[Begin]
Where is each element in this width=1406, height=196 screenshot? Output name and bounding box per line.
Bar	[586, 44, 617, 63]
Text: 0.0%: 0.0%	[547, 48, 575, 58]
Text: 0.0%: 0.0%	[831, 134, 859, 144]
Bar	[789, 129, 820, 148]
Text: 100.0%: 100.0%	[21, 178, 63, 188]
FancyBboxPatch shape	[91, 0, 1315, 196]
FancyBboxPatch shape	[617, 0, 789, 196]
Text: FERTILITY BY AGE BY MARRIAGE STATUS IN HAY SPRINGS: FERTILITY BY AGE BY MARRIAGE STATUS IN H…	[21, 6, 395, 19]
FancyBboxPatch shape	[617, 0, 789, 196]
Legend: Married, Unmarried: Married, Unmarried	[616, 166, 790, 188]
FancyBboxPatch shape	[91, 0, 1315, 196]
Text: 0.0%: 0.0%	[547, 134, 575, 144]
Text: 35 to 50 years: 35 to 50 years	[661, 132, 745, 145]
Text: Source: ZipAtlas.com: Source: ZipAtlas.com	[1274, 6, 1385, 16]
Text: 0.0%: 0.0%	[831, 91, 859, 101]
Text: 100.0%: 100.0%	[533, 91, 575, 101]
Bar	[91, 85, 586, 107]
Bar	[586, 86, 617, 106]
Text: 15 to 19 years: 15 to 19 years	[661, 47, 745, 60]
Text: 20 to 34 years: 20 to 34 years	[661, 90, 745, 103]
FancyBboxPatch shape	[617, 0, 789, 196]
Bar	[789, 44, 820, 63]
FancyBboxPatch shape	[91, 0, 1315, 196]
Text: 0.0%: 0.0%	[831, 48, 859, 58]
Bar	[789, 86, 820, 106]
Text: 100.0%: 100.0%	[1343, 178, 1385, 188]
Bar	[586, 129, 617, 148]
[End]
Stated task:
Write out the data above line for line, with no changes.

The completed task:
Where is each element in this width=1406, height=196 screenshot? Output name and bounding box per line.
Bar	[586, 44, 617, 63]
Text: 0.0%: 0.0%	[547, 48, 575, 58]
Text: 0.0%: 0.0%	[831, 134, 859, 144]
Bar	[789, 129, 820, 148]
Text: 100.0%: 100.0%	[21, 178, 63, 188]
FancyBboxPatch shape	[91, 0, 1315, 196]
FancyBboxPatch shape	[617, 0, 789, 196]
Text: FERTILITY BY AGE BY MARRIAGE STATUS IN HAY SPRINGS: FERTILITY BY AGE BY MARRIAGE STATUS IN H…	[21, 6, 395, 19]
FancyBboxPatch shape	[617, 0, 789, 196]
Legend: Married, Unmarried: Married, Unmarried	[616, 166, 790, 188]
FancyBboxPatch shape	[91, 0, 1315, 196]
Text: 0.0%: 0.0%	[547, 134, 575, 144]
Text: 35 to 50 years: 35 to 50 years	[661, 132, 745, 145]
Text: Source: ZipAtlas.com: Source: ZipAtlas.com	[1274, 6, 1385, 16]
Text: 0.0%: 0.0%	[831, 91, 859, 101]
Text: 100.0%: 100.0%	[533, 91, 575, 101]
Bar	[91, 85, 586, 107]
Bar	[586, 86, 617, 106]
Text: 15 to 19 years: 15 to 19 years	[661, 47, 745, 60]
Text: 20 to 34 years: 20 to 34 years	[661, 90, 745, 103]
FancyBboxPatch shape	[617, 0, 789, 196]
Bar	[789, 44, 820, 63]
FancyBboxPatch shape	[91, 0, 1315, 196]
Text: 0.0%: 0.0%	[831, 48, 859, 58]
Bar	[789, 86, 820, 106]
Text: 100.0%: 100.0%	[1343, 178, 1385, 188]
Bar	[586, 129, 617, 148]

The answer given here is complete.